Exercise requirements
Find every line in the records that holds the string "comenzar". Copy each one.

☆ ☆ ☆ ☆ ☆ ☆ ☆

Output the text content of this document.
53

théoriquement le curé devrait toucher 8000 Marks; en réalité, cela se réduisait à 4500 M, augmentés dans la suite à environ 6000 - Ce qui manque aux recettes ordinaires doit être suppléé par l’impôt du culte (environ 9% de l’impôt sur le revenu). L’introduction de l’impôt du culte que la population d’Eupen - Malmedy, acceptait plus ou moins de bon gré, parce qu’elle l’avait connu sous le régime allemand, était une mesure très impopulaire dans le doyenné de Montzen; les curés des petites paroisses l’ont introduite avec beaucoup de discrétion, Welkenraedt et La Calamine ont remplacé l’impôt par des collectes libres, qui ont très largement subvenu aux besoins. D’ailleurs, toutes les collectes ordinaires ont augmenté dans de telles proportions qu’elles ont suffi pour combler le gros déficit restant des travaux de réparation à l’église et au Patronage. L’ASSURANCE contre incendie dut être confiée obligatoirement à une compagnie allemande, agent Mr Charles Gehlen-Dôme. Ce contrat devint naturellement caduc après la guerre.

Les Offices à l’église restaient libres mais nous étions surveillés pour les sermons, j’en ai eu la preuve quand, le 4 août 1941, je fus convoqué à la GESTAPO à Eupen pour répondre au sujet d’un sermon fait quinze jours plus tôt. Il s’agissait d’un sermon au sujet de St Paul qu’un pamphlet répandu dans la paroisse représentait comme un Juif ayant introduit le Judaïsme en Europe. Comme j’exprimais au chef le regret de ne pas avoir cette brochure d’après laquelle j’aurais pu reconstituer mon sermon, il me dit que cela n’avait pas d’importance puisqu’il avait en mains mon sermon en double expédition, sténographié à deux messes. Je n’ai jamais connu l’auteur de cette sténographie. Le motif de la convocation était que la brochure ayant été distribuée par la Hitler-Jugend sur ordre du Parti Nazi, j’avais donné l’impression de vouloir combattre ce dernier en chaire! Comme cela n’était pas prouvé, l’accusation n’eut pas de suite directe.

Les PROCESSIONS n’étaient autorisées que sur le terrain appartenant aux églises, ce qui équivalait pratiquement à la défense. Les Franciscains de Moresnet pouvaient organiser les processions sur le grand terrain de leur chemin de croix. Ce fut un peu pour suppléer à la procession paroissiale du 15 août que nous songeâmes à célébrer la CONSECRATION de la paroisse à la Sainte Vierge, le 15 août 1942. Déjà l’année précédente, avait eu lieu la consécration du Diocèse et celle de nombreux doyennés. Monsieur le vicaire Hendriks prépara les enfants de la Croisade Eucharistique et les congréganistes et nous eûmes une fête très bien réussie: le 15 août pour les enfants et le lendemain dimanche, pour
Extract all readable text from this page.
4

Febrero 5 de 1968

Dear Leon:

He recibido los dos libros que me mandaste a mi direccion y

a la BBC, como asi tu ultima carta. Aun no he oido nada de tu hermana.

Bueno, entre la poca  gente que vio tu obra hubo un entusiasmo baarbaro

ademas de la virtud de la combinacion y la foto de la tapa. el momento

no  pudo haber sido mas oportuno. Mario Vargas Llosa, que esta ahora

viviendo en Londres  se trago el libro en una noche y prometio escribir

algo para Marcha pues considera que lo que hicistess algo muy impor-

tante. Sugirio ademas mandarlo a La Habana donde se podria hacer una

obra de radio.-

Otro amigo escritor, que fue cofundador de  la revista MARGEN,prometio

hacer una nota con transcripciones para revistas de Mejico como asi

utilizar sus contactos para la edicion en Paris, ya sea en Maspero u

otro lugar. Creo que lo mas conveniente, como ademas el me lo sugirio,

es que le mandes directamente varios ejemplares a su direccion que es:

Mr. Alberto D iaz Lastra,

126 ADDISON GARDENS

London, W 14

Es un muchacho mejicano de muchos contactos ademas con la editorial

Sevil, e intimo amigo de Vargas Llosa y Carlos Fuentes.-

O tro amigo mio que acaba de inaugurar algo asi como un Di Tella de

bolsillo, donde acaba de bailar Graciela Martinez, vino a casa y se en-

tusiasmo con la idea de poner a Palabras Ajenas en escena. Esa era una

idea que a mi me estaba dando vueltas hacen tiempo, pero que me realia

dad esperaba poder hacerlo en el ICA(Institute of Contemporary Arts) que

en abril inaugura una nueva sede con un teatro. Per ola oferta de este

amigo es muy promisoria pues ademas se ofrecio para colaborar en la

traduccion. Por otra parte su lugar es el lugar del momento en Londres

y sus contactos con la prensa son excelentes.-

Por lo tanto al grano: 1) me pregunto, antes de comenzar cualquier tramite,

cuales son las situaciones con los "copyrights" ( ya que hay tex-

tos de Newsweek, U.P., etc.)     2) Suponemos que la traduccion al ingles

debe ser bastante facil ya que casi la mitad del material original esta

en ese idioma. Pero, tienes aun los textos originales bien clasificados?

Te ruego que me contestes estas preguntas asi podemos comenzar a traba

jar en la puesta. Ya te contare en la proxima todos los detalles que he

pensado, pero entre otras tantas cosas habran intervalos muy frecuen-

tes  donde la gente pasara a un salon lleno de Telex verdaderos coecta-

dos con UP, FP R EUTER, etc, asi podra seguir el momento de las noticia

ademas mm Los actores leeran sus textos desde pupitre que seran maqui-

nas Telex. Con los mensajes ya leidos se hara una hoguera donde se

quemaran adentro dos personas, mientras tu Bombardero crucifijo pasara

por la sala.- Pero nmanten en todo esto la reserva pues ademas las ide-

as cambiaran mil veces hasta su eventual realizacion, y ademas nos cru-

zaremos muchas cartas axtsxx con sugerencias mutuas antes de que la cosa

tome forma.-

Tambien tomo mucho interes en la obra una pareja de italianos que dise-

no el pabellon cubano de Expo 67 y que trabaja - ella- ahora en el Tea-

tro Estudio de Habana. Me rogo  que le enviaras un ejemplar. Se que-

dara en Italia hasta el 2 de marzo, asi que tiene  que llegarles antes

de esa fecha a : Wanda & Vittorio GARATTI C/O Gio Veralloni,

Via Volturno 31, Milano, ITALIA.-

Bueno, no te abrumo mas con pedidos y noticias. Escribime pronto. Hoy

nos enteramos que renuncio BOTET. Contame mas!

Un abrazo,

☆ ☆ ☆ ☆ ☆ ☆ ☆

The completed task
Por lo tanto al grano: 1) me pregunto, antes de comenzar cualquier tramite,
Te ruego que me contestes estas preguntas asi podemos comenzar a traba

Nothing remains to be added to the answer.